**Given data:**
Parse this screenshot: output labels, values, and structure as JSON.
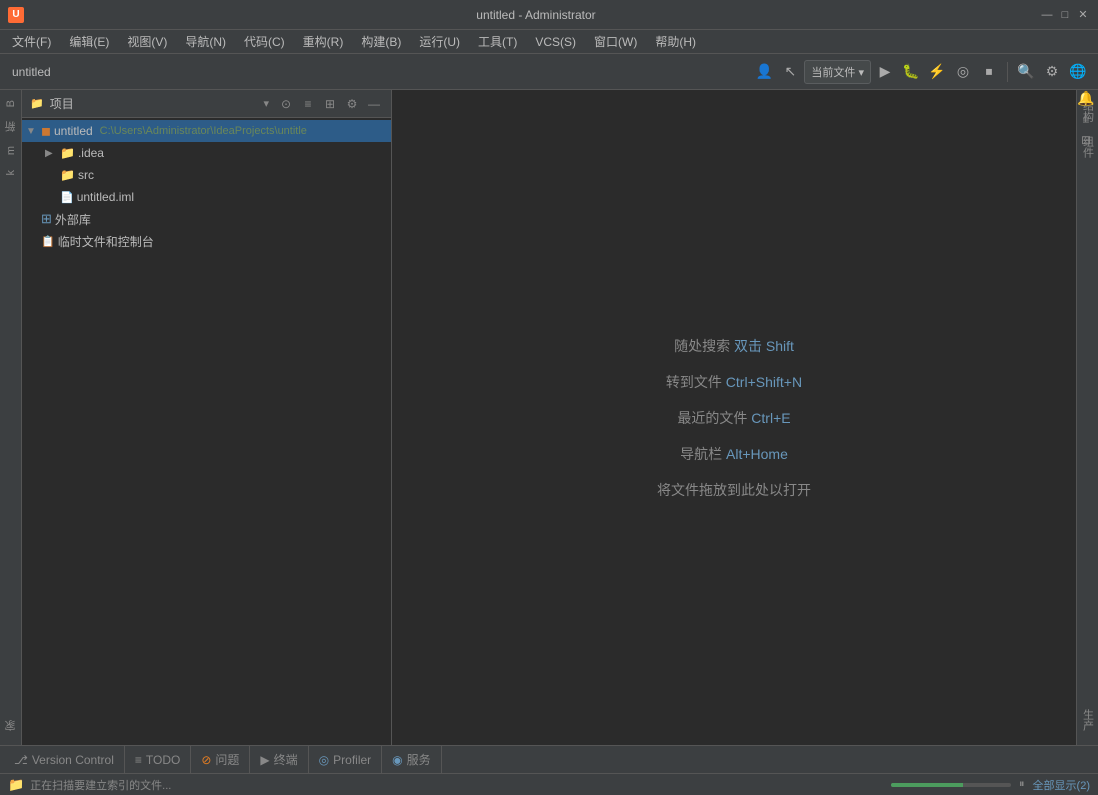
{
  "titleBar": {
    "appIcon": "U",
    "title": "untitled - Administrator",
    "minimize": "—",
    "maximize": "□",
    "close": "✕"
  },
  "menuBar": {
    "items": [
      {
        "label": "文件(F)"
      },
      {
        "label": "编辑(E)"
      },
      {
        "label": "视图(V)"
      },
      {
        "label": "导航(N)"
      },
      {
        "label": "代码(C)"
      },
      {
        "label": "重构(R)"
      },
      {
        "label": "构建(B)"
      },
      {
        "label": "运行(U)"
      },
      {
        "label": "工具(T)"
      },
      {
        "label": "VCS(S)"
      },
      {
        "label": "窗口(W)"
      },
      {
        "label": "帮助(H)"
      }
    ]
  },
  "toolbar": {
    "tabName": "untitled",
    "dropdown": "当前文件 ▾",
    "icons": [
      "▶",
      "⏸",
      "↺",
      "⏩",
      "⏹",
      "🔍",
      "⚙",
      "🌐"
    ]
  },
  "filePanel": {
    "title": "项目",
    "projectName": "untitled",
    "projectPath": "C:\\Users\\Administrator\\IdeaProjects\\untitle",
    "items": [
      {
        "type": "folder",
        "name": ".idea",
        "indent": 1,
        "hasArrow": true,
        "collapsed": true
      },
      {
        "type": "folder",
        "name": "src",
        "indent": 1,
        "hasArrow": false
      },
      {
        "type": "file",
        "name": "untitled.iml",
        "indent": 1,
        "hasArrow": false
      },
      {
        "type": "library",
        "name": "外部库",
        "indent": 0,
        "hasArrow": false
      },
      {
        "type": "temp",
        "name": "临时文件和控制台",
        "indent": 0,
        "hasArrow": false
      }
    ]
  },
  "editorHints": [
    {
      "text": "随处搜索",
      "shortcut": " 双击 Shift"
    },
    {
      "text": "转到文件",
      "shortcut": " Ctrl+Shift+N"
    },
    {
      "text": "最近的文件",
      "shortcut": " Ctrl+E"
    },
    {
      "text": "导航栏",
      "shortcut": " Alt+Home"
    },
    {
      "text": "将文件拖放到此处以打开",
      "shortcut": ""
    }
  ],
  "leftSideTabs": [
    {
      "label": "B"
    },
    {
      "label": "新"
    },
    {
      "label": "m"
    },
    {
      "label": "k"
    },
    {
      "label": "家"
    }
  ],
  "rightSideTabs": [
    {
      "label": "结构"
    },
    {
      "label": "组件"
    },
    {
      "label": "生产"
    }
  ],
  "bottomTabs": [
    {
      "icon": "⎇",
      "label": "Version Control"
    },
    {
      "icon": "≡",
      "label": "TODO"
    },
    {
      "icon": "⚠",
      "label": "问题"
    },
    {
      "icon": "▶",
      "label": "终端"
    },
    {
      "icon": "◎",
      "label": "Profiler"
    },
    {
      "icon": "◉",
      "label": "服务"
    }
  ],
  "statusBar": {
    "text": "正在扫描要建立索引的文件...",
    "progressWidth": "60%",
    "pauseIcon": "⏸",
    "showAll": "全部显示(2)"
  }
}
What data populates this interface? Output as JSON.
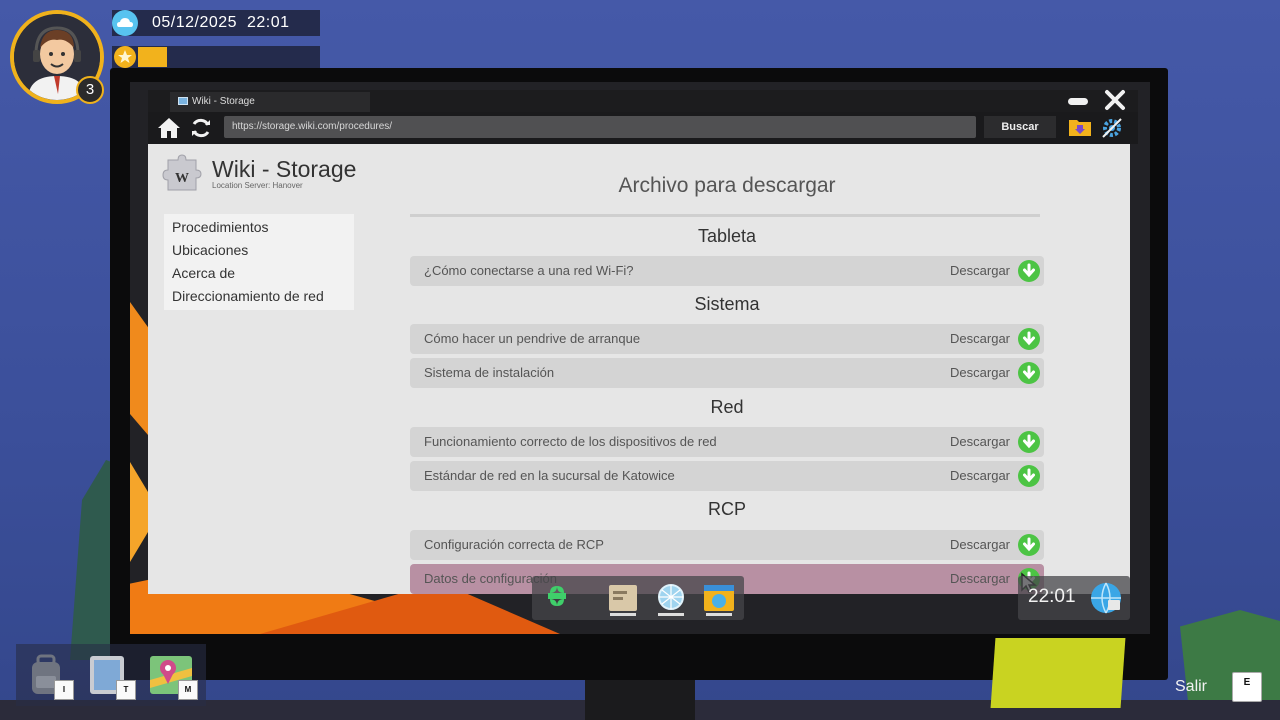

**What you will do:** Search the records for the word "text", then list every line that has it.

**Task output:**
      "text": "随处搜索",
      "text": "转到文件",
      "text": "最近的文件",
      "text": "导航栏",
      "text": "将文件拖放到此处以打开",
    "text": "正在扫描要建立索引的文件...",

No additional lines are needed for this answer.